▶ What to work on
Below are the records. List every line holding the word "ylabel".

▶ Material
┌──
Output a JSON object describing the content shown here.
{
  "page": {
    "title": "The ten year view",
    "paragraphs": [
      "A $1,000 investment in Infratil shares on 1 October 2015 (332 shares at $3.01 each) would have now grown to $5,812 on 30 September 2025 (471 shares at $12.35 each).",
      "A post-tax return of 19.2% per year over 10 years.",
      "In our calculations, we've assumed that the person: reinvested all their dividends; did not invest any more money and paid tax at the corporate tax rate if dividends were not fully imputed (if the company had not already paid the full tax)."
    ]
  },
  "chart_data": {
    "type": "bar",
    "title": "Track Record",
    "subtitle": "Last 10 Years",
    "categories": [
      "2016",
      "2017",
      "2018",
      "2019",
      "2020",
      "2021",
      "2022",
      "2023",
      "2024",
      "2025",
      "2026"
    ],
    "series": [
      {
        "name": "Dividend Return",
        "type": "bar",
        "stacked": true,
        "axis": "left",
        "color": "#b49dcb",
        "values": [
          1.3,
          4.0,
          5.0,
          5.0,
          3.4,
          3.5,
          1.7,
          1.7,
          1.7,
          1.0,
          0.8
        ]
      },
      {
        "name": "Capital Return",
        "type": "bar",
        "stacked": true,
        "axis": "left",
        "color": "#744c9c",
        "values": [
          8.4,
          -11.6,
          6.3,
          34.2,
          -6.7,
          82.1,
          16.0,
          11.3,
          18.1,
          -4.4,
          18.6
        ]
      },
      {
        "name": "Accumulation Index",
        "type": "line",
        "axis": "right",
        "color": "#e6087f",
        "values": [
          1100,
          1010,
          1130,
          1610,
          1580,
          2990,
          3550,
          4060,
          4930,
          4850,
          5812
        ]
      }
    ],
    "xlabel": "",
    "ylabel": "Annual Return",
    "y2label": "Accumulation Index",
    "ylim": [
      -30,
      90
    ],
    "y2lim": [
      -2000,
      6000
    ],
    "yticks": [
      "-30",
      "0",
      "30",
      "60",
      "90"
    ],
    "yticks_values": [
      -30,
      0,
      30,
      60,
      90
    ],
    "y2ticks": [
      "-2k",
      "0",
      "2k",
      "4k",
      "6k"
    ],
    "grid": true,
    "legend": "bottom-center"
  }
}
└──
┌──
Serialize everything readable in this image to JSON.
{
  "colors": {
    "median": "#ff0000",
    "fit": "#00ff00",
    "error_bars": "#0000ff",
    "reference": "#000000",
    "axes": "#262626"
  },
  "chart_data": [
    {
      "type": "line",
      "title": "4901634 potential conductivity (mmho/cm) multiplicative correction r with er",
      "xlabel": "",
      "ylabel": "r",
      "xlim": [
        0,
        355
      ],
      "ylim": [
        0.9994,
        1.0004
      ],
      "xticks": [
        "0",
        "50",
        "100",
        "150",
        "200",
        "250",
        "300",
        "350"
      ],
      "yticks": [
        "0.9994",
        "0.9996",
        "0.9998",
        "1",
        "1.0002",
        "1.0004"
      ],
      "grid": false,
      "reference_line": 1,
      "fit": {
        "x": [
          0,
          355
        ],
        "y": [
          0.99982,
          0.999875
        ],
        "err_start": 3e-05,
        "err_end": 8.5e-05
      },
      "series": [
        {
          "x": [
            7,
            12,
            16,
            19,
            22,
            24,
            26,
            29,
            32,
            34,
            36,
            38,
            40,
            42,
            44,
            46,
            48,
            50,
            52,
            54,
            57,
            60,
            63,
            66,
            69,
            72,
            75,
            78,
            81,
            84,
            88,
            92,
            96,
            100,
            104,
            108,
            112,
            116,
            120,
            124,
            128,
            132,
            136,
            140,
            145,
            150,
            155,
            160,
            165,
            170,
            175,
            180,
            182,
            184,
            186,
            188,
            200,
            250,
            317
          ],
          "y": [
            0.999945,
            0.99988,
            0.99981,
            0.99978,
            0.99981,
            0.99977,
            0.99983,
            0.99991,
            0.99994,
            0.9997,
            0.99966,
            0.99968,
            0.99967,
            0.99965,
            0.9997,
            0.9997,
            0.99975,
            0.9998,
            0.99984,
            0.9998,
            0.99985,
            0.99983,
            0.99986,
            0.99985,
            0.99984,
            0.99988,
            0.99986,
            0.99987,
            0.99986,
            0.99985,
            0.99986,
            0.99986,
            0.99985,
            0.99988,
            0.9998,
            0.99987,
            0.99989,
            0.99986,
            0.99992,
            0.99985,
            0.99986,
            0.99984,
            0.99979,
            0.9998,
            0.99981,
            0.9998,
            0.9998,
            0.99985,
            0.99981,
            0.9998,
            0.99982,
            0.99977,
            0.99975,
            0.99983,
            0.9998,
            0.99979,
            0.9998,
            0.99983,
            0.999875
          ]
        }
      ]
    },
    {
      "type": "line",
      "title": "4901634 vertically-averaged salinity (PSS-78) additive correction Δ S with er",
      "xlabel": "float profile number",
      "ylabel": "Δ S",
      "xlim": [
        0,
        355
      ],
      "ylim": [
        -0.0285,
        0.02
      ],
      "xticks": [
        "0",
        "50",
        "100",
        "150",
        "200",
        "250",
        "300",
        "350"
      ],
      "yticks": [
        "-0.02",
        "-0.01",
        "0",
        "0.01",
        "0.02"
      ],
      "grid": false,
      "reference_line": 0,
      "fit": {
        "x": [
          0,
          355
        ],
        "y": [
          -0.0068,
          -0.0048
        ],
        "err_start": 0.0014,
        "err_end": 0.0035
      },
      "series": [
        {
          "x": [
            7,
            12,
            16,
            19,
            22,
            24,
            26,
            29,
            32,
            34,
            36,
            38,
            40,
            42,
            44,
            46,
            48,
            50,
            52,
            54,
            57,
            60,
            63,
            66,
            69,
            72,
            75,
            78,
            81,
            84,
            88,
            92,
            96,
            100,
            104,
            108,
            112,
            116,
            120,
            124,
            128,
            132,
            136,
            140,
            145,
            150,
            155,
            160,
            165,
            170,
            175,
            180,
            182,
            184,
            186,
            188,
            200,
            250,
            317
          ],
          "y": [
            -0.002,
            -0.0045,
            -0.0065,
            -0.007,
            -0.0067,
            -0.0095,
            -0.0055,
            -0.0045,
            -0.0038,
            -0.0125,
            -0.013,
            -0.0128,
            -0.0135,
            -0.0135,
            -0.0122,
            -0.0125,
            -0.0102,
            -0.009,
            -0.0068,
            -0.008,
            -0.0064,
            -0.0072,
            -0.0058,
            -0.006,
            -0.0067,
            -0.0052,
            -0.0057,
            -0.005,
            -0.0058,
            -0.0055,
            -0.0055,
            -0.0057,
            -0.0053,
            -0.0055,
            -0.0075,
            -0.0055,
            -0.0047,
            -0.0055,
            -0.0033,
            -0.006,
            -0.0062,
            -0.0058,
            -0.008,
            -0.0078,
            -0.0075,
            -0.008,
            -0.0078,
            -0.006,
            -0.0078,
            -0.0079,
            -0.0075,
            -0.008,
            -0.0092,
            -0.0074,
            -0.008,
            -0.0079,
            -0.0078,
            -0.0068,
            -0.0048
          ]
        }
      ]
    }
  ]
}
└──
▶ Solution for this exercise
    "ylabel": "Annual Return",
      "ylabel": "r",
      "ylabel": "Δ S",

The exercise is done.